Reproduce the listing lines from the line containing "Enumerate the UI" through the line containing "chart-a-x-tick-label: 0: [113, 291, 119, 300]", inclusive, substituting "bounding rectangles" for "bounding boxes" and leaving everything else unchanged.

#### Rows ####

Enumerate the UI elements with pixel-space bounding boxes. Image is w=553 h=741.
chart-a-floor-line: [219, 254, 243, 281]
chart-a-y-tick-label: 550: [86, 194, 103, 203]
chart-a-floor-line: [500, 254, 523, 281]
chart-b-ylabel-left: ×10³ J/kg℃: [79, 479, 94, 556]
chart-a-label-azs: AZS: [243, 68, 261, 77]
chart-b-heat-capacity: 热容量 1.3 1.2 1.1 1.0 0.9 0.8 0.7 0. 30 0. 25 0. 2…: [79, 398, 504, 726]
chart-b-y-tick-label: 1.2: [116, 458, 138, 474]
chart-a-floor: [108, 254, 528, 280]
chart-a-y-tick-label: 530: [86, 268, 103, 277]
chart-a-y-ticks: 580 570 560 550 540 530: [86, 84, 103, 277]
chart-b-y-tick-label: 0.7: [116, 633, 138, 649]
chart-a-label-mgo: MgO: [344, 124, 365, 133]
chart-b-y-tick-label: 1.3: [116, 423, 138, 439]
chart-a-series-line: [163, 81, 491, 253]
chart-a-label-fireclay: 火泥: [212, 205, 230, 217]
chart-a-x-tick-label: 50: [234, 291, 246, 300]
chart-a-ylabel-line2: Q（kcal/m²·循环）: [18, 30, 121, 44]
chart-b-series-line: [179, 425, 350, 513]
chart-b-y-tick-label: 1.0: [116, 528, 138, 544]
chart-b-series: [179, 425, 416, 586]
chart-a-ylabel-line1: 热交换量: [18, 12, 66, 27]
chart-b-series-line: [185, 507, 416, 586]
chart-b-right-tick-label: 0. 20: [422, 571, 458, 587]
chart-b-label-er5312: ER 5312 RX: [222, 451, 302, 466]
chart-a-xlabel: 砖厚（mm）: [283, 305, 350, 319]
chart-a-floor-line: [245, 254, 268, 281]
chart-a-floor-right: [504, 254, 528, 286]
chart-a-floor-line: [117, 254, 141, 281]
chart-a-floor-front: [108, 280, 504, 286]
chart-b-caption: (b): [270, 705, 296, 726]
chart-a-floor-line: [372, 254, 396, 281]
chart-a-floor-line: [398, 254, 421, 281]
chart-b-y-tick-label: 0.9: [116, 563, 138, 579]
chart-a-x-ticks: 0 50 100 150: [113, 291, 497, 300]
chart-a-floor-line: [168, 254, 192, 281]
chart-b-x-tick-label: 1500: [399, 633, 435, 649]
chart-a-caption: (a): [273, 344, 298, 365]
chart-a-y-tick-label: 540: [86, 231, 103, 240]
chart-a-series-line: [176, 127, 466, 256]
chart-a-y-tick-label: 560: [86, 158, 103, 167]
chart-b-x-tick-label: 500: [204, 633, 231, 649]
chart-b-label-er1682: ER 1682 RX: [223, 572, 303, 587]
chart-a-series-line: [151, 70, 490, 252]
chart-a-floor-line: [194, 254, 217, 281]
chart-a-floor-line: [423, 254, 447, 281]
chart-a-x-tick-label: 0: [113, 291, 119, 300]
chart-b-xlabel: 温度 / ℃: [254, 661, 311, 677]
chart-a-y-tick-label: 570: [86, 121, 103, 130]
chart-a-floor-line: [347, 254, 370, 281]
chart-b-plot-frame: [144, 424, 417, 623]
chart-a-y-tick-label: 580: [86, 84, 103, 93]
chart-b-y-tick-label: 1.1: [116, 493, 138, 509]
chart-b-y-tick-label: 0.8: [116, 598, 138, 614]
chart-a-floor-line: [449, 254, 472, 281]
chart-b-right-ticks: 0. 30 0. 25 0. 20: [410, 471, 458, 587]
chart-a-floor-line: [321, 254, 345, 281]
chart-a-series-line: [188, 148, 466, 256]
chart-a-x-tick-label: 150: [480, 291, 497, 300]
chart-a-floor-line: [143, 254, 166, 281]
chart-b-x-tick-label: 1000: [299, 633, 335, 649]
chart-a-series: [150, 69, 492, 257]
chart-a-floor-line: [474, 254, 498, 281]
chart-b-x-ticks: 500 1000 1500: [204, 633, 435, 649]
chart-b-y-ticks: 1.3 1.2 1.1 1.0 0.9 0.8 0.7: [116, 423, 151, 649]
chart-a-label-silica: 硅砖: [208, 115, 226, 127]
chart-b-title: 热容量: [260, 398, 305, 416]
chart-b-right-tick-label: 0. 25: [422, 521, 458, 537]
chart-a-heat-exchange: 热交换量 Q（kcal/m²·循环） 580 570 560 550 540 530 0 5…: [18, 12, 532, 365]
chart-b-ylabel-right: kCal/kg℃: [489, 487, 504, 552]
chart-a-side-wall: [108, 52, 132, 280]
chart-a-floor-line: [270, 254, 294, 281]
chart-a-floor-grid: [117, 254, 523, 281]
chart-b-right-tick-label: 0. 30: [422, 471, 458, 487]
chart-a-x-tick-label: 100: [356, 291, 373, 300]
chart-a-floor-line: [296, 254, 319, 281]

####
#### Rows ####

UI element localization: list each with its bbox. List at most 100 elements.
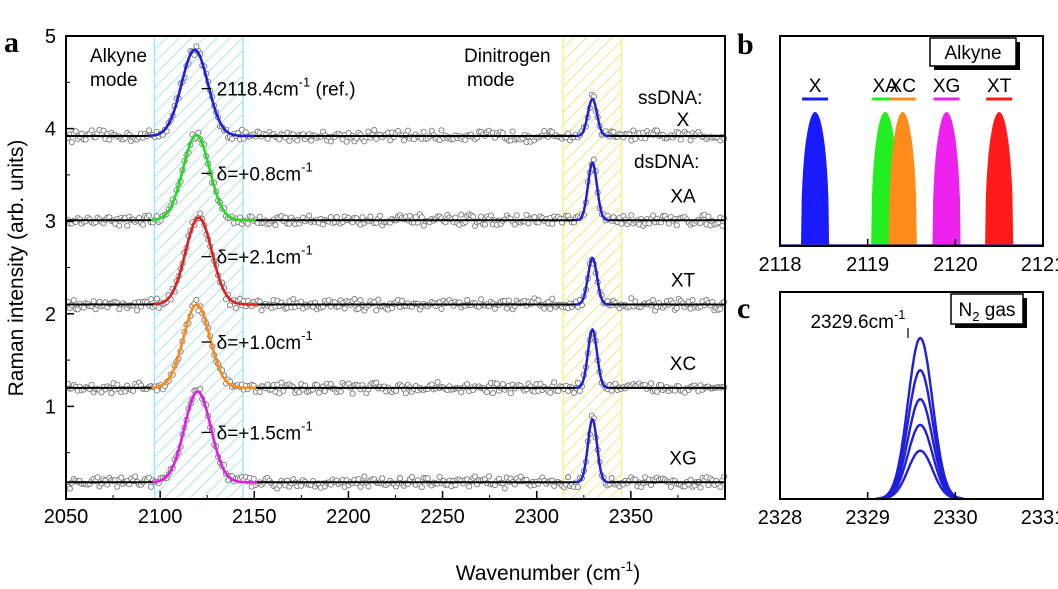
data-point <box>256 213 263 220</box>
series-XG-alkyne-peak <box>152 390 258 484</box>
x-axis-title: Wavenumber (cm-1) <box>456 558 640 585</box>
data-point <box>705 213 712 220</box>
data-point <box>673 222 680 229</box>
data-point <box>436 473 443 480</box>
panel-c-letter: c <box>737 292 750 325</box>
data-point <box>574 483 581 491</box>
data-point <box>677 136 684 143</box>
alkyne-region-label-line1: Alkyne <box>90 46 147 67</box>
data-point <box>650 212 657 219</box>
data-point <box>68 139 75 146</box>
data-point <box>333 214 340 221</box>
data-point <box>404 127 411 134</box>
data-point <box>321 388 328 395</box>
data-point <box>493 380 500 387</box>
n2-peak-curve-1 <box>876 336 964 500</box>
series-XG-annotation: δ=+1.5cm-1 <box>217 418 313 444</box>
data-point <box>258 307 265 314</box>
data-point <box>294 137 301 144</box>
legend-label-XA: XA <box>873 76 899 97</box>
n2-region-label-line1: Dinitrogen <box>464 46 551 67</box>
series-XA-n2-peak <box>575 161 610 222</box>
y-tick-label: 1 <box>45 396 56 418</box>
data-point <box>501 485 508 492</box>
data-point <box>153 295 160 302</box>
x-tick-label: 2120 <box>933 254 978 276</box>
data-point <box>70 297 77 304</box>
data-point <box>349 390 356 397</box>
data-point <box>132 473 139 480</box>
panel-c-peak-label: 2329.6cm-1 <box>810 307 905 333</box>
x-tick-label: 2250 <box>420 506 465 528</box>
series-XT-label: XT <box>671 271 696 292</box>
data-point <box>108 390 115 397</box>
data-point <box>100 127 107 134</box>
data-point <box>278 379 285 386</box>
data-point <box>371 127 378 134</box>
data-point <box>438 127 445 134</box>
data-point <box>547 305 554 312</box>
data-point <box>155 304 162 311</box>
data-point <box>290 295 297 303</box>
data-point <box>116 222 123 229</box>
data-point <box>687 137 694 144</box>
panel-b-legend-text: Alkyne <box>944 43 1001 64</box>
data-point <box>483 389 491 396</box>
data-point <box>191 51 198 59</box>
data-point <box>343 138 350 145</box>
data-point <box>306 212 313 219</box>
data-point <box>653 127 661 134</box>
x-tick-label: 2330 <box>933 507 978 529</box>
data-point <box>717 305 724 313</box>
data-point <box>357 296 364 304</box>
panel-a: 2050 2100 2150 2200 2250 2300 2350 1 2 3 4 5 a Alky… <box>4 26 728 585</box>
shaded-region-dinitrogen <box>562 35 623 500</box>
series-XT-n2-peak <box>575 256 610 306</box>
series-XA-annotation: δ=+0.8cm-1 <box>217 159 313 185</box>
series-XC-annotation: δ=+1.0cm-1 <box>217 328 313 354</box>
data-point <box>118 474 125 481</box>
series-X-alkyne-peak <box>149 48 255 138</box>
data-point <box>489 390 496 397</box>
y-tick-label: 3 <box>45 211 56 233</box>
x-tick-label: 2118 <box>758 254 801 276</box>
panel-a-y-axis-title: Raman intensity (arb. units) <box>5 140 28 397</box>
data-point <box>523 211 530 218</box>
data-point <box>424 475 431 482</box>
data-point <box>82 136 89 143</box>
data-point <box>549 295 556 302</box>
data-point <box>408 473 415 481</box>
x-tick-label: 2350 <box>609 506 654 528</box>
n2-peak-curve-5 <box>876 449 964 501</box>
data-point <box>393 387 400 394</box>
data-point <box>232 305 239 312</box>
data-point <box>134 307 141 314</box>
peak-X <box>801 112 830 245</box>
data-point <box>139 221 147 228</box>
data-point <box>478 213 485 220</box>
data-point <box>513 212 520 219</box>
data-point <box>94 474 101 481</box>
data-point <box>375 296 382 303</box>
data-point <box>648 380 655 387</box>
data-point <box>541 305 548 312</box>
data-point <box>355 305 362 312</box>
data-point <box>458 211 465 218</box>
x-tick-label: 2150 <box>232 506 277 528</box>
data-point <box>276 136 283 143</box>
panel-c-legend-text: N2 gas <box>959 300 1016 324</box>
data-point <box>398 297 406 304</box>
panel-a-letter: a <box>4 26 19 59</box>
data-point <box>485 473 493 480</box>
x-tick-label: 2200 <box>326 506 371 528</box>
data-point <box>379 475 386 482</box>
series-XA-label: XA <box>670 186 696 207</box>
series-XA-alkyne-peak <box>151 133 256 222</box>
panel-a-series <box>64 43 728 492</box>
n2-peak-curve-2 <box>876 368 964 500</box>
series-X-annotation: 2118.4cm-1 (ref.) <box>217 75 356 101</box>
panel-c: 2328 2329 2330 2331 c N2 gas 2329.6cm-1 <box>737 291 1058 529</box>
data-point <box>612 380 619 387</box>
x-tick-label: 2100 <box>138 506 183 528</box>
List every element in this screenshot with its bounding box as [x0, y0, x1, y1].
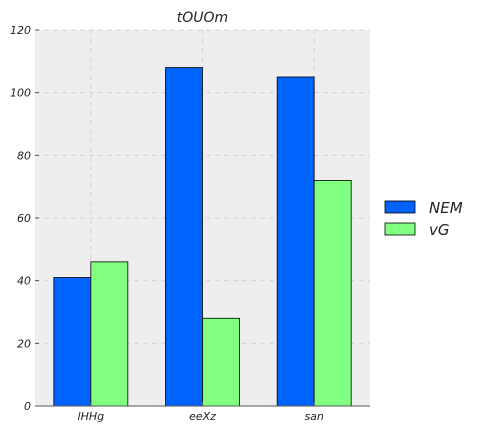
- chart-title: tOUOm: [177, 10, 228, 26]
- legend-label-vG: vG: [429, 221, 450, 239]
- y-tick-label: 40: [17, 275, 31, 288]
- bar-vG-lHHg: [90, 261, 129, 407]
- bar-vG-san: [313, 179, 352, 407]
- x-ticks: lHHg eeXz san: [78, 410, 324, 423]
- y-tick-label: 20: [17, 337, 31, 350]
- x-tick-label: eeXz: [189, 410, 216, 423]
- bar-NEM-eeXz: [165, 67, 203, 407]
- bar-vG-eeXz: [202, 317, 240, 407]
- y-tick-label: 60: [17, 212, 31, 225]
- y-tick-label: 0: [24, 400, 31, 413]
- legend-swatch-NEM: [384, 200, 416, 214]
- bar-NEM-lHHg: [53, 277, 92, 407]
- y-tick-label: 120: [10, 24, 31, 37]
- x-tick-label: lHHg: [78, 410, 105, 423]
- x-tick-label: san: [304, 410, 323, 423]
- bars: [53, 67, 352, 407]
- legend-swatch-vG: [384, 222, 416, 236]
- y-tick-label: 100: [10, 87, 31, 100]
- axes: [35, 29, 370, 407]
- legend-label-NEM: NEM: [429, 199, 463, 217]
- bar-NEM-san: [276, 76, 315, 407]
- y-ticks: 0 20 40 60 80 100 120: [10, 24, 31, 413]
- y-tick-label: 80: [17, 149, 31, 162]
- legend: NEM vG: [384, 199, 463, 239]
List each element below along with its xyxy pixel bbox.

####

**Response**
Enumerate the UI elements with pixel-space bounding rectangles. Image is w=553 h=741.
chart-a-floor-line: [219, 254, 243, 281]
chart-a-y-tick-label: 550: [86, 194, 103, 203]
chart-a-floor-line: [500, 254, 523, 281]
chart-b-ylabel-left: ×10³ J/kg℃: [79, 479, 94, 556]
chart-a-label-azs: AZS: [243, 68, 261, 77]
chart-b-heat-capacity: 热容量 1.3 1.2 1.1 1.0 0.9 0.8 0.7 0. 30 0. 25 0. 2…: [79, 398, 504, 726]
chart-b-y-tick-label: 1.2: [116, 458, 138, 474]
chart-a-floor: [108, 254, 528, 280]
chart-a-y-tick-label: 530: [86, 268, 103, 277]
chart-a-y-ticks: 580 570 560 550 540 530: [86, 84, 103, 277]
chart-b-y-tick-label: 0.7: [116, 633, 138, 649]
chart-a-label-mgo: MgO: [344, 124, 365, 133]
chart-b-y-tick-label: 1.3: [116, 423, 138, 439]
chart-a-series-line: [163, 81, 491, 253]
chart-a-label-fireclay: 火泥: [212, 205, 230, 217]
chart-a-x-tick-label: 50: [234, 291, 246, 300]
chart-a-ylabel-line2: Q（kcal/m²·循环）: [18, 30, 121, 44]
chart-b-series-line: [179, 425, 350, 513]
chart-b-y-tick-label: 1.0: [116, 528, 138, 544]
chart-b-series: [179, 425, 416, 586]
chart-a-ylabel-line1: 热交换量: [18, 12, 66, 27]
chart-b-series-line: [185, 507, 416, 586]
chart-b-right-tick-label: 0. 20: [422, 571, 458, 587]
chart-b-label-er5312: ER 5312 RX: [222, 451, 302, 466]
chart-a-xlabel: 砖厚（mm）: [283, 305, 350, 319]
chart-a-floor-line: [245, 254, 268, 281]
chart-a-floor-right: [504, 254, 528, 286]
chart-a-floor-line: [117, 254, 141, 281]
chart-a-floor-front: [108, 280, 504, 286]
chart-b-caption: (b): [270, 705, 296, 726]
chart-a-floor-line: [372, 254, 396, 281]
chart-a-floor-line: [398, 254, 421, 281]
chart-b-y-tick-label: 0.9: [116, 563, 138, 579]
chart-a-x-ticks: 0 50 100 150: [113, 291, 497, 300]
chart-a-floor-line: [168, 254, 192, 281]
chart-b-x-tick-label: 1500: [399, 633, 435, 649]
chart-a-caption: (a): [273, 344, 298, 365]
chart-a-y-tick-label: 540: [86, 231, 103, 240]
chart-a-series-line: [176, 127, 466, 256]
chart-a-y-tick-label: 560: [86, 158, 103, 167]
chart-b-x-tick-label: 500: [204, 633, 231, 649]
chart-b-label-er1682: ER 1682 RX: [223, 572, 303, 587]
chart-a-series-line: [151, 70, 490, 252]
chart-a-floor-line: [194, 254, 217, 281]
chart-a-floor-line: [423, 254, 447, 281]
chart-a-x-tick-label: 0: [113, 291, 119, 300]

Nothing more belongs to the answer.